##### Records for the task #####

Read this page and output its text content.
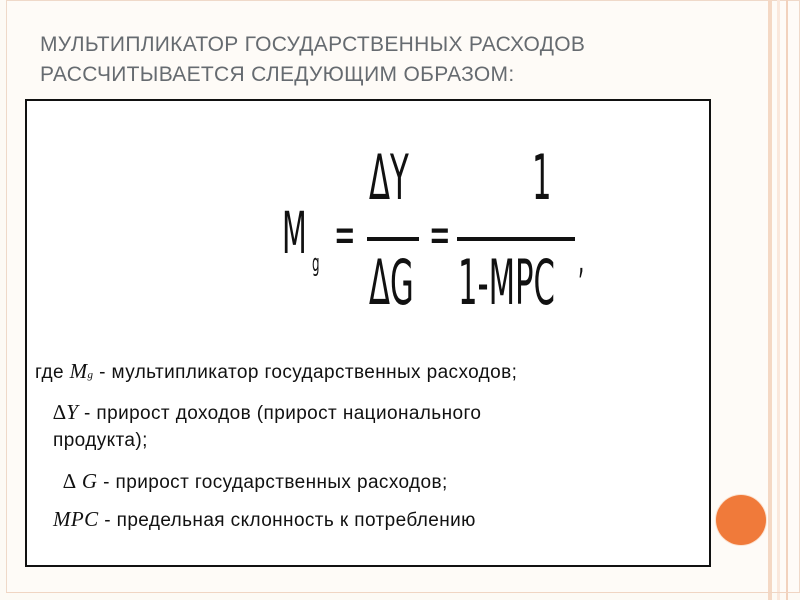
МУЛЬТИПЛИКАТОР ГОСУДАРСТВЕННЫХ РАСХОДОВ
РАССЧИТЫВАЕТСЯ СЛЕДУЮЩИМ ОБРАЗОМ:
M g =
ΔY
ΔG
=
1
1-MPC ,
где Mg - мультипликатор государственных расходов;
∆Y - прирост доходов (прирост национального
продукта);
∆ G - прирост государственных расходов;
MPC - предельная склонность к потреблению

#####

◆ **The task**
Generate a word-for-word copy of the preceding records, excluding all pictures.

◆ **Full solution**
Read this page and output its text content.
МУЛЬТИПЛИКАТОР ГОСУДАРСТВЕННЫХ РАСХОДОВ
РАССЧИТЫВАЕТСЯ СЛЕДУЮЩИМ ОБРАЗОМ:
M g =
ΔY
ΔG
=
1
1-MPC ,
где Mg - мультипликатор государственных расходов;
∆Y - прирост доходов (прирост национального
продукта);
∆ G - прирост государственных расходов;
MPC - предельная склонность к потреблению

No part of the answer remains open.